» SUPPLIED PASSAGE

Hello. Thanks for the patch! It is almost perfect! See 6 comments
below.

On 01/06/2018 18:41, imeevma@tarantool.org wrote:
> Due to limitation of reference counters for tuple being only
> 65535 it was possible to reach this limitation. This patch
> increases capacity of reference counters to 4 billions.
> 
> Closes #3224
> ---
> Branch: https://github.com/tarantool/tarantool/tree/imeevma/gh-3224-tuple-bigrefs
> Issue: https://github.com/tarantool/tarantool/issues/3224
> 
>   src/box/errcode.h        |   2 +-
>   src/box/lua/tuple.c      |   5 +-
>   src/box/port.c           |   8 +--
>   src/box/tuple.c          | 164 +++++++++++++++++++++++++++++++++++++++++++++--
>   src/box/tuple.h          |  63 ++++++++++--------
>   test/box/misc.result     |  39 ++++++-----
>   test/box/select.result   |  30 +++++++--
>   test/box/select.test.lua |  15 ++++-
>   8 files changed, 257 insertions(+), 69 deletions(-)
> 
> diff --git a/src/box/tuple.c b/src/box/tuple.c
> index 014f374..f59b27e 100644
> --- a/src/box/tuple.c
> +++ b/src/box/tuple.c> +
> +/**
> + * Try to decrease allocated memory if it is possible. Free memory when
> + * size == 0.

» SUPPLIED MATERIAL
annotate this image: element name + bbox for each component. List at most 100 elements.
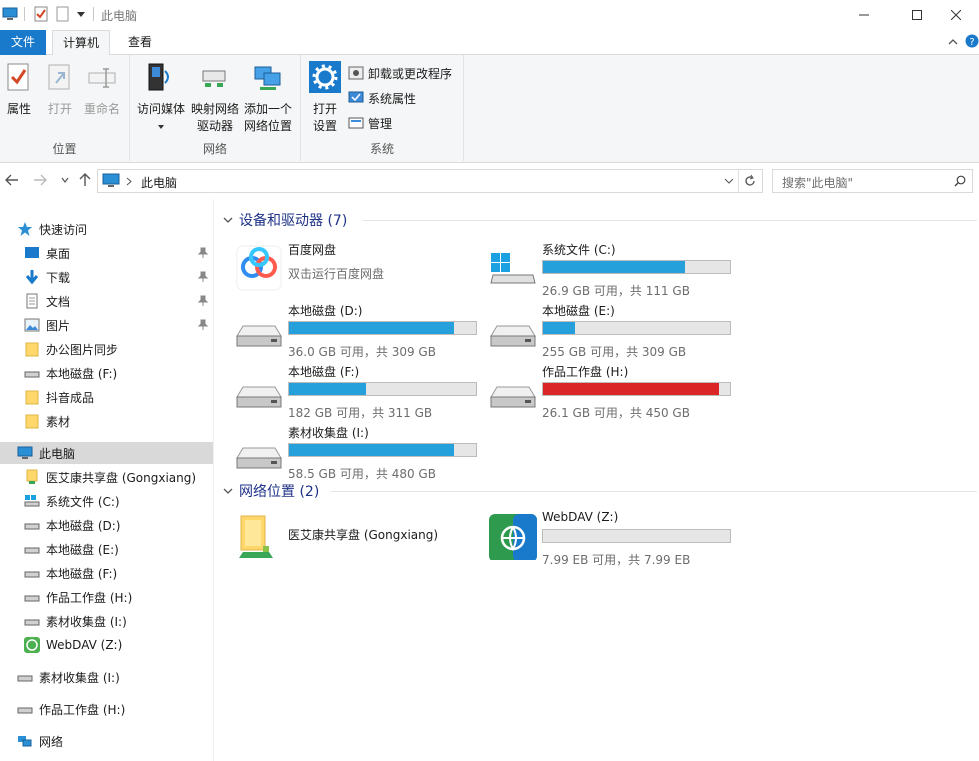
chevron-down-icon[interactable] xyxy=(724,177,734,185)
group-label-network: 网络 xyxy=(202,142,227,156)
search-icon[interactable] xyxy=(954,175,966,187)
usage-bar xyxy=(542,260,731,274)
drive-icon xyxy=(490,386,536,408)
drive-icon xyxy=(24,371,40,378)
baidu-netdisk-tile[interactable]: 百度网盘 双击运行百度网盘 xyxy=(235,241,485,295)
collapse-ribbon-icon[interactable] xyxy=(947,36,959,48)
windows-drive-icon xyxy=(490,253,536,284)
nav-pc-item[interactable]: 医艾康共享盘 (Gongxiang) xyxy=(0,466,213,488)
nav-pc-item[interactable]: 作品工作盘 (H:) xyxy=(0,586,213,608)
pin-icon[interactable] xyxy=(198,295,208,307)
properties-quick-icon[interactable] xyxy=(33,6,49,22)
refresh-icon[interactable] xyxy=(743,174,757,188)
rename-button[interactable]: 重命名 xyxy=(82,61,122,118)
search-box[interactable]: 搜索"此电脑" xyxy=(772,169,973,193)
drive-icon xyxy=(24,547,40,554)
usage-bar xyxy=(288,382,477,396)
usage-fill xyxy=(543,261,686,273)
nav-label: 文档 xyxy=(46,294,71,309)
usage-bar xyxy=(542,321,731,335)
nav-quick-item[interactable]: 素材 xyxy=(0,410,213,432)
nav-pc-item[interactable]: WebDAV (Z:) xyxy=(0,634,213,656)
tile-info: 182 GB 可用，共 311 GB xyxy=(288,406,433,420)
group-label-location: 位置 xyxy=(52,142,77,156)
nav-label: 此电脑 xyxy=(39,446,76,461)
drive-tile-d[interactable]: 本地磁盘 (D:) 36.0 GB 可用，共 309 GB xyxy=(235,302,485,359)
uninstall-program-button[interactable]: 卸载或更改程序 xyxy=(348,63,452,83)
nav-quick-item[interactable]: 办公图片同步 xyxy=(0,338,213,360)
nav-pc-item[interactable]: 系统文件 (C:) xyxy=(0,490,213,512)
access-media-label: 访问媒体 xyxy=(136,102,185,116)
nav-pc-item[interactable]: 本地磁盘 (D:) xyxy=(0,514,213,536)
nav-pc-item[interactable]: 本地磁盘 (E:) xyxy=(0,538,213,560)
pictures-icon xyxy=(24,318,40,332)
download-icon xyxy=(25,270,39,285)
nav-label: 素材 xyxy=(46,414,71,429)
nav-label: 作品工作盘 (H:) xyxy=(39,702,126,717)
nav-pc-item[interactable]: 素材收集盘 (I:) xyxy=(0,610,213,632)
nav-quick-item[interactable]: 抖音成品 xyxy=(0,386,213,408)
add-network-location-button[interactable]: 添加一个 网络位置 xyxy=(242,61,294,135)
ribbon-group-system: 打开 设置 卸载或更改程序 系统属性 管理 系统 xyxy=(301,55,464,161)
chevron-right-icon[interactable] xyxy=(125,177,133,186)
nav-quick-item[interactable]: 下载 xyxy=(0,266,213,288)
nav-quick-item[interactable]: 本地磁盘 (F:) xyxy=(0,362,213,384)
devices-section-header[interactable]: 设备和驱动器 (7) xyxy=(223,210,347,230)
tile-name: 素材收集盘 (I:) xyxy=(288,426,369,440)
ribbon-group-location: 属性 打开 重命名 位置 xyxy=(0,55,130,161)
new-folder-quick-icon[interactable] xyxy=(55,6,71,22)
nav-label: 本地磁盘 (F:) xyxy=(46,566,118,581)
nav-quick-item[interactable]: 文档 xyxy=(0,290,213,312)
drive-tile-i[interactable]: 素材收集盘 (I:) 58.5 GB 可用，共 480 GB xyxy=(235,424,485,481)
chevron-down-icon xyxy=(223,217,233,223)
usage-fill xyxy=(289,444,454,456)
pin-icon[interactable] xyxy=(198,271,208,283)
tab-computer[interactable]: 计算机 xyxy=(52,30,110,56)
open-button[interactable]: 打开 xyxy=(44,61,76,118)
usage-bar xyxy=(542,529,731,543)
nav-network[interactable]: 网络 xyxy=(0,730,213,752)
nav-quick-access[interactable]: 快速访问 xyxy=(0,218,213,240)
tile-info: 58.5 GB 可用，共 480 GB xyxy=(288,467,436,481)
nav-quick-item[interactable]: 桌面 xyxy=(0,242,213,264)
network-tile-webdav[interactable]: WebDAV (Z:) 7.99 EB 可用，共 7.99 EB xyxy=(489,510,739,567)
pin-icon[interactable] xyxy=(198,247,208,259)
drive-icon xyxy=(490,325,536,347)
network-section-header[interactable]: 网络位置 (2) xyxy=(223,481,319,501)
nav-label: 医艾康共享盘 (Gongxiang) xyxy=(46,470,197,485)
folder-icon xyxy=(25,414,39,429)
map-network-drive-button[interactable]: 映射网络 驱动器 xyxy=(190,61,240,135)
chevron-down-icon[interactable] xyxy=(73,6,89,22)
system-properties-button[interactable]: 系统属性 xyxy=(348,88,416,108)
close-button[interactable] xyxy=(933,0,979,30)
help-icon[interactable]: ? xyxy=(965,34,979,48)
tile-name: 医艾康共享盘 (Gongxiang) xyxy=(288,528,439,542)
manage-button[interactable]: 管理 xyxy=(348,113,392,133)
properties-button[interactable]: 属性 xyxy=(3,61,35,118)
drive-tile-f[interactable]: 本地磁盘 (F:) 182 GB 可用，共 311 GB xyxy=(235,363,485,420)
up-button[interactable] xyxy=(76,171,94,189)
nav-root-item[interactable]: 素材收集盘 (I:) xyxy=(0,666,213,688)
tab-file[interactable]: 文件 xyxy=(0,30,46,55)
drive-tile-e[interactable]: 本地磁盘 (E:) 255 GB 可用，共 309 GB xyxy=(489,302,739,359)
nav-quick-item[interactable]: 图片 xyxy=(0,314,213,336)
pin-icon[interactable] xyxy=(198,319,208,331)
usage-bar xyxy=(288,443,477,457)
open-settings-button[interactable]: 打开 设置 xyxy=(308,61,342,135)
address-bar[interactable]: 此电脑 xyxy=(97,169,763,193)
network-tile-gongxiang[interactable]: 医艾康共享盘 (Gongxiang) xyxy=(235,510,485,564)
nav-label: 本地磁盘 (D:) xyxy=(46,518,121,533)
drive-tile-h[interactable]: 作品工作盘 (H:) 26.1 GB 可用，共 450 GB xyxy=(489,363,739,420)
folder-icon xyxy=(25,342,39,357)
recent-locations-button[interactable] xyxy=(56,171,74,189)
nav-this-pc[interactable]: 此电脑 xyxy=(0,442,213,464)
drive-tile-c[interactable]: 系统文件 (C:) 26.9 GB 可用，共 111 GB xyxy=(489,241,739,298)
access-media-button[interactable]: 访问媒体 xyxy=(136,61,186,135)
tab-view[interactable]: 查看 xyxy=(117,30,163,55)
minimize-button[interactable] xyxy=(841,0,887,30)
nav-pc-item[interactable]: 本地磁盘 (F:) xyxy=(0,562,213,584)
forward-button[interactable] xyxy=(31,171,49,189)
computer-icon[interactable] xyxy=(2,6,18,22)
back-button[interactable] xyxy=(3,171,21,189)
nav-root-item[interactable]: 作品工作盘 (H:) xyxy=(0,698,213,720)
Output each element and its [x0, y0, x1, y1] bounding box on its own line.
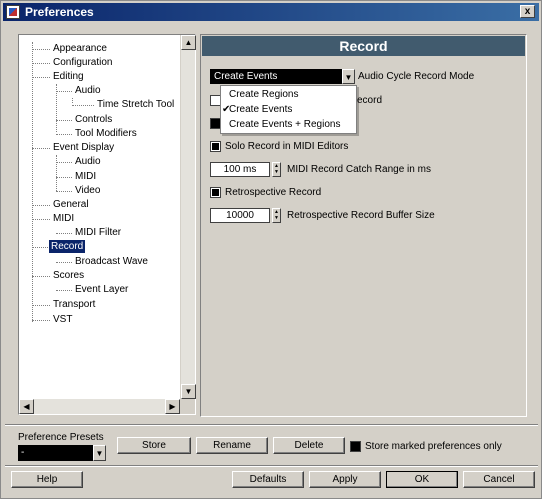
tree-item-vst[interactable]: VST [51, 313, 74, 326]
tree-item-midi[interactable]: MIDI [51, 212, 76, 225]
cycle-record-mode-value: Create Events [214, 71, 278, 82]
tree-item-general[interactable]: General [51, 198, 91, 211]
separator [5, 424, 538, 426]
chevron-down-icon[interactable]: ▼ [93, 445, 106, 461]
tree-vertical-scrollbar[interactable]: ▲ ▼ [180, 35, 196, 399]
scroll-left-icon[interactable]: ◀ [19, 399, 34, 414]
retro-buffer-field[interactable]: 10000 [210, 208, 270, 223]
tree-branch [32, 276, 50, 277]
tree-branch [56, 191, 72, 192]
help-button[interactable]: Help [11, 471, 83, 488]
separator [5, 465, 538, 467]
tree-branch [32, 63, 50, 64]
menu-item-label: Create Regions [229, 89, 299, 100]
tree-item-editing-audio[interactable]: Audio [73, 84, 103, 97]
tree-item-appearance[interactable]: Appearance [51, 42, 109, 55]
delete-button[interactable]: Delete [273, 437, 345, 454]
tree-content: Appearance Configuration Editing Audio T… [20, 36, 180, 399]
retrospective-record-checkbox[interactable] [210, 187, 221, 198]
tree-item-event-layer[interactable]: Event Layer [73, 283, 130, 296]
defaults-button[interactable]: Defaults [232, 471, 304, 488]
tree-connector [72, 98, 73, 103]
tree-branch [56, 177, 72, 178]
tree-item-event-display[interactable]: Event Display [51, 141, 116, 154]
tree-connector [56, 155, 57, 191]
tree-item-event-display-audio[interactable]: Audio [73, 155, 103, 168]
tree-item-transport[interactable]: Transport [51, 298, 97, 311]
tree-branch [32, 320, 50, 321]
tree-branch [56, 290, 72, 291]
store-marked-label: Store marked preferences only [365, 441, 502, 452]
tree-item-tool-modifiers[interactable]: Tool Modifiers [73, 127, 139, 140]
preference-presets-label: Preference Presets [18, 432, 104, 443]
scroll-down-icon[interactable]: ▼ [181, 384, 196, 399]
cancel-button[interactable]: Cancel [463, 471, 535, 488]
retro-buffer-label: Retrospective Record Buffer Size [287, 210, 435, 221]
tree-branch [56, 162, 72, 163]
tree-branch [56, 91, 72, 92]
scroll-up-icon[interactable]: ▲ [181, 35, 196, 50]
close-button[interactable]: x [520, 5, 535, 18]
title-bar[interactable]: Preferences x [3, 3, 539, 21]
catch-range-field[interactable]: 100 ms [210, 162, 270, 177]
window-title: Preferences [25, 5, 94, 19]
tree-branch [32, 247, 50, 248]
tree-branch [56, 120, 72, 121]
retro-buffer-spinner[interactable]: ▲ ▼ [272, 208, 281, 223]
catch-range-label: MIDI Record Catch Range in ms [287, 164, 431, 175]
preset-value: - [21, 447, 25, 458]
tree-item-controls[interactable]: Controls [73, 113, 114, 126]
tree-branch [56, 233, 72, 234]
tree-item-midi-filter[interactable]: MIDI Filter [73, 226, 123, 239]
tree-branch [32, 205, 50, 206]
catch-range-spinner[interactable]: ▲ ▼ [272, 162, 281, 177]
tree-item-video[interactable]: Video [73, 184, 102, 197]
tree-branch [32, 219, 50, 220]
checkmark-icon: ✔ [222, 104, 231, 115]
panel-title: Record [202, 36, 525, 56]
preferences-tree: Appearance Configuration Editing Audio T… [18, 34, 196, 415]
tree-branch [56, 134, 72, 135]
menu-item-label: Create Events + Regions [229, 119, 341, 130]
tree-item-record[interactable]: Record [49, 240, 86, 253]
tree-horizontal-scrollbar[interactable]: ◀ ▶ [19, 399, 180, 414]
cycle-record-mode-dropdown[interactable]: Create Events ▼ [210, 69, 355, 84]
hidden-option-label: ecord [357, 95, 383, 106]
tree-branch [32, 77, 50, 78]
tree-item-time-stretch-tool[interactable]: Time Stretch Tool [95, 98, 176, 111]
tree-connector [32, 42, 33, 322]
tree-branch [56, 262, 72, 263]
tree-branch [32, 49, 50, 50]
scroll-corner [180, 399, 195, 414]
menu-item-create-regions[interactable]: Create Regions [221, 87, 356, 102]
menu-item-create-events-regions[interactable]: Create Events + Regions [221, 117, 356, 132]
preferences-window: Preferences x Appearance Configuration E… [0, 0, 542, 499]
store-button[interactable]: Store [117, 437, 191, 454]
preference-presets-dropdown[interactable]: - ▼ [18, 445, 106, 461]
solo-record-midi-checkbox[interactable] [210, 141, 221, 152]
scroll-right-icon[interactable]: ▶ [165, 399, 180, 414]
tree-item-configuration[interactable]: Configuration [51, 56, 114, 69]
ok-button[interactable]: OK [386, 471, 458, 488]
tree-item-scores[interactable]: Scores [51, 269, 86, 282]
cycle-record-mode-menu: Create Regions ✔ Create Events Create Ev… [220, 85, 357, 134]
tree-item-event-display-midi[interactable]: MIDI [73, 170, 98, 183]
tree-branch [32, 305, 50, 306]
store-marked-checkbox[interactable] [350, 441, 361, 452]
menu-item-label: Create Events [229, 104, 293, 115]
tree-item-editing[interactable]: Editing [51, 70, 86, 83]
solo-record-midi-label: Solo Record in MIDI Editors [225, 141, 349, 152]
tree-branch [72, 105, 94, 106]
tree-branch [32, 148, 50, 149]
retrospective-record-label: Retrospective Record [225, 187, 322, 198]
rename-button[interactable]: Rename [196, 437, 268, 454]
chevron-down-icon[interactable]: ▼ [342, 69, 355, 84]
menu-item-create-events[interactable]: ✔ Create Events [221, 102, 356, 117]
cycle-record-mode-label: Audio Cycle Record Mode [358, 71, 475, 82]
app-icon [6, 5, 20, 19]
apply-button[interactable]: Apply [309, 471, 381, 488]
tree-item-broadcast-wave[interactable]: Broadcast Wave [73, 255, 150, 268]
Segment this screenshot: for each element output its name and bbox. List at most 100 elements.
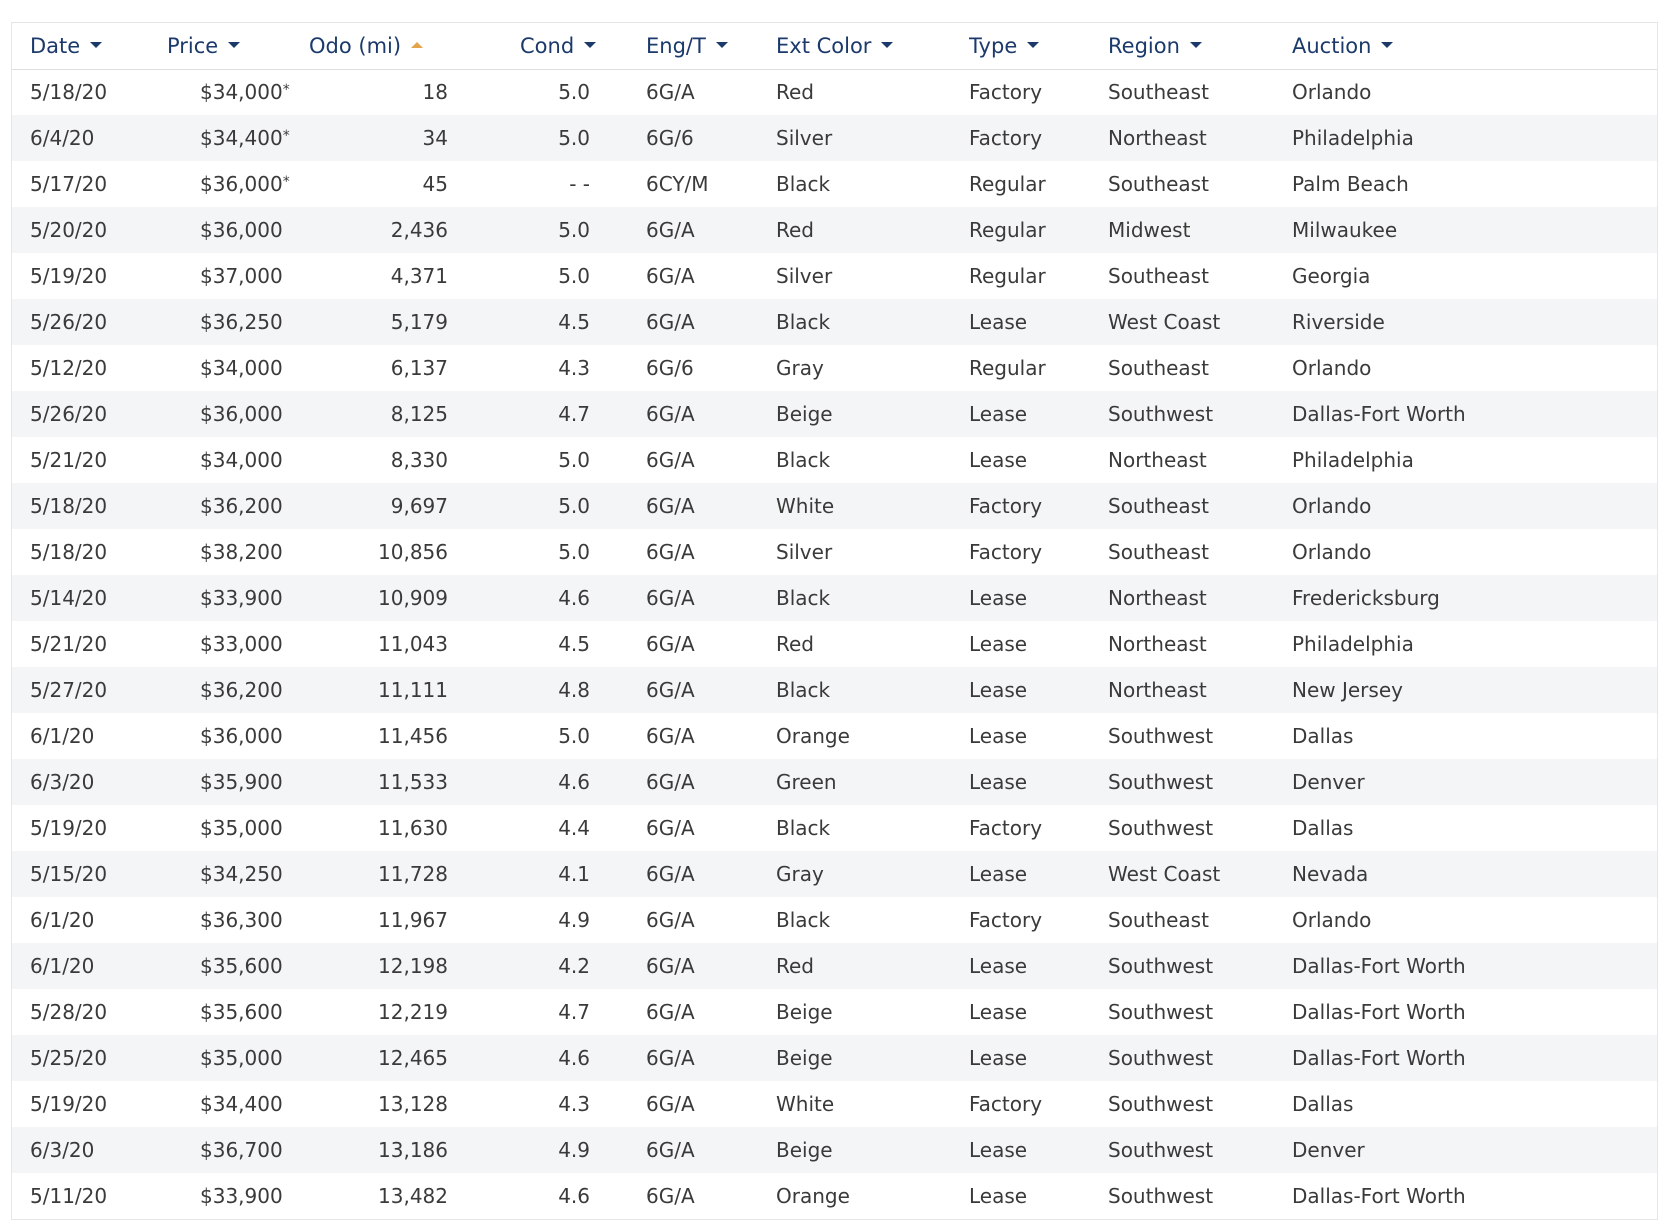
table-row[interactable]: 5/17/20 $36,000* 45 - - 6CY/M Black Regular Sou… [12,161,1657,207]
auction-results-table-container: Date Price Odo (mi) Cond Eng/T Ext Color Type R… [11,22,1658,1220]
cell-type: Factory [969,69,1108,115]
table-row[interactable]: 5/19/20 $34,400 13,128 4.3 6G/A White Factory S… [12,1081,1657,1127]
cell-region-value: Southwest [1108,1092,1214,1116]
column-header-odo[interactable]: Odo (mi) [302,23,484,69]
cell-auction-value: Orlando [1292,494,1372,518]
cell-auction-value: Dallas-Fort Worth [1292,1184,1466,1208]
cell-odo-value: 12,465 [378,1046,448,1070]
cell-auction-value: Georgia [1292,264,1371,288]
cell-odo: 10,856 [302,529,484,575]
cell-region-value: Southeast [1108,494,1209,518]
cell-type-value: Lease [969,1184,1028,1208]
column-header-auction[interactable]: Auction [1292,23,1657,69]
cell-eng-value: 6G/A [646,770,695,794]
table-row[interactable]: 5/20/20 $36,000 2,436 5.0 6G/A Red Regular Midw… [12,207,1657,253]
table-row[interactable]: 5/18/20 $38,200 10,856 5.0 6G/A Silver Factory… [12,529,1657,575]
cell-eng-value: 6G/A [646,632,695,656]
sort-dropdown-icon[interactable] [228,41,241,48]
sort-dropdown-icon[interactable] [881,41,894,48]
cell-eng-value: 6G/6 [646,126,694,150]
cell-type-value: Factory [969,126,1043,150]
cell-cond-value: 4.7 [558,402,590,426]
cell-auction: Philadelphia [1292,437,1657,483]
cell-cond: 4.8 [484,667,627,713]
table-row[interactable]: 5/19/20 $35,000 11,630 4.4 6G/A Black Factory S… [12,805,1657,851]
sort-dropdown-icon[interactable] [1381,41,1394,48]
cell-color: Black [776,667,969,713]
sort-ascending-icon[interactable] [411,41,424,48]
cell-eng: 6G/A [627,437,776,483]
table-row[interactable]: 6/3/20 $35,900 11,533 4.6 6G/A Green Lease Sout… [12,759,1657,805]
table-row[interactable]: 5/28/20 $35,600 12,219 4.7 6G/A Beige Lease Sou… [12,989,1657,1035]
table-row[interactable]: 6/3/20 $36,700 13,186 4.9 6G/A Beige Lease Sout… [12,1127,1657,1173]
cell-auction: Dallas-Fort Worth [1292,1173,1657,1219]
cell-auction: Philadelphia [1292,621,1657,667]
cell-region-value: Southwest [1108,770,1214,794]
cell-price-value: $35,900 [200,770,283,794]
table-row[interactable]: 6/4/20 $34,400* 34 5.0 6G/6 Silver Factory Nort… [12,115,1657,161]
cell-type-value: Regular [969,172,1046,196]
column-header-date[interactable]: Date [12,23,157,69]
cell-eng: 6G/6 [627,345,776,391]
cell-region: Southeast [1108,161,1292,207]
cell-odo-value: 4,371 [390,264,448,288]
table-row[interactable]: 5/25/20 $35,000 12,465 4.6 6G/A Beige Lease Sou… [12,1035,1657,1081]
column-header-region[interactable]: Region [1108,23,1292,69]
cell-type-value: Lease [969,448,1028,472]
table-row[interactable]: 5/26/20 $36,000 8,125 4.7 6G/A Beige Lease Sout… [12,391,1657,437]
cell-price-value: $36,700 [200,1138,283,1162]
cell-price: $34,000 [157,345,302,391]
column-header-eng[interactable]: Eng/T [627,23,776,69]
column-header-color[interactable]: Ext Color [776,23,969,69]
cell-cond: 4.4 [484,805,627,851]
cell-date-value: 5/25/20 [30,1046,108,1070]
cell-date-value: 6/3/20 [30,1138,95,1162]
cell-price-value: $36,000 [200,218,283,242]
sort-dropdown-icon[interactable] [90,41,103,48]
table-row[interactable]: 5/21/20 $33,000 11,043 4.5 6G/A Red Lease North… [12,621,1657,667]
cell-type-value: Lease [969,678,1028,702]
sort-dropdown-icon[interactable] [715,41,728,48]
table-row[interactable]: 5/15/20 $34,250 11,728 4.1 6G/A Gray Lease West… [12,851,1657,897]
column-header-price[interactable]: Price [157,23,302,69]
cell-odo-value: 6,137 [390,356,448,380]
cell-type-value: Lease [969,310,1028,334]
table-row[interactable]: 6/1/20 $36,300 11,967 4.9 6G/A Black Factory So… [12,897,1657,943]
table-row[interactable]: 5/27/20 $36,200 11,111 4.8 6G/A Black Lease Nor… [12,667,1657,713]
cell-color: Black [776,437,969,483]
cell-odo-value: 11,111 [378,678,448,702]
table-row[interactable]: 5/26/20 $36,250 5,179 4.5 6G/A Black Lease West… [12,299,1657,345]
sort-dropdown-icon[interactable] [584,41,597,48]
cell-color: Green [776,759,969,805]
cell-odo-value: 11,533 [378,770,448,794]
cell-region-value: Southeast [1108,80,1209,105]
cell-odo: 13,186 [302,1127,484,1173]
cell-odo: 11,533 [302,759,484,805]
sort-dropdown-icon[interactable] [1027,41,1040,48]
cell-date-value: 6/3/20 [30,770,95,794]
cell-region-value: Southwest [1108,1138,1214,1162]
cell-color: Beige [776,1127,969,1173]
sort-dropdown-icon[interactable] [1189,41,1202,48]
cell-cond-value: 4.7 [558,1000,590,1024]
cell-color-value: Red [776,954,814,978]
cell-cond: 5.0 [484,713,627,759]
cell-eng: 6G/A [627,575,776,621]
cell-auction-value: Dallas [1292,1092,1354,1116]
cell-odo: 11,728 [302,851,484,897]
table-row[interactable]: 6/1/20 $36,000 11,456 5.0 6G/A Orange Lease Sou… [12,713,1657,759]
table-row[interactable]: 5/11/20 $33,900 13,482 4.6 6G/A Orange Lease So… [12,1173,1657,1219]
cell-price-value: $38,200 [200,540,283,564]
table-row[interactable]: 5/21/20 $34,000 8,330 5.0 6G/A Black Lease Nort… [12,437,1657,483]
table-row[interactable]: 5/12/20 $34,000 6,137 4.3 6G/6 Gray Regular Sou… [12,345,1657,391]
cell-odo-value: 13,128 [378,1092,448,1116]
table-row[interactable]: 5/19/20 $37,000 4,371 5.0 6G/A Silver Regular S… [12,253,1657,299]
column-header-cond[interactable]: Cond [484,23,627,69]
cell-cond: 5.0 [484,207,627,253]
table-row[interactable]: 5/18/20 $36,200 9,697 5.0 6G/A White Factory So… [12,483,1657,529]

» SHORT PROBLEM
Pick up the review of the tuple reference-counter patch right after its last line and continue writing it.

» RESPONSE
> + */
> +static inline void
> +tuple_bigrefs_compact(void)
> +{
> +	if (bigrefs.size == 0) {
> +		tuple_bigrefs_destroy();
> +		return;
> +	}
> +	if (bigrefs.capacity == TUPLE_BIGREF_MIN_CAPACITY ||
> +	    bigrefs.size > bigrefs.capacity / TUPLE_BIGREF_FACTOR)
> +		return;
> +	uint16_t size = bigrefs.size;
> +	uint16_t reserved = 0;
> +	uint16_t capacity = bigrefs.capacity;
> +	while(size > 0 && reserved <= capacity / TUPLE_BIGREF_FACTOR) {
> +		if (bigrefs.refs[reserved] != 0)
> +			--size;
> +		reserved++;
> +	}

1. Why do you iterate from the beginning? As far as I remember, we have
decided to iterate from the end. Here you try to find such the biggest
index, that refs[index] != 0. So when you iterate from the beginning, you
always need to go through capacity, but when you iterate from the end,
it is enough to stop on the first non-zero element.

And here you use reserved both as a count and as an index. It is incorrect:
count is 1-based value, index is 0 based.

> +	if (reserved < TUPLE_BIGREF_MIN_CAPACITY)
> +		reserved = TUPLE_BIGREF_MIN_CAPACITY;
> +	if (reserved > capacity / TUPLE_BIGREF_FACTOR)
> +		return;
> +	while(reserved <= capacity / TUPLE_BIGREF_FACTOR)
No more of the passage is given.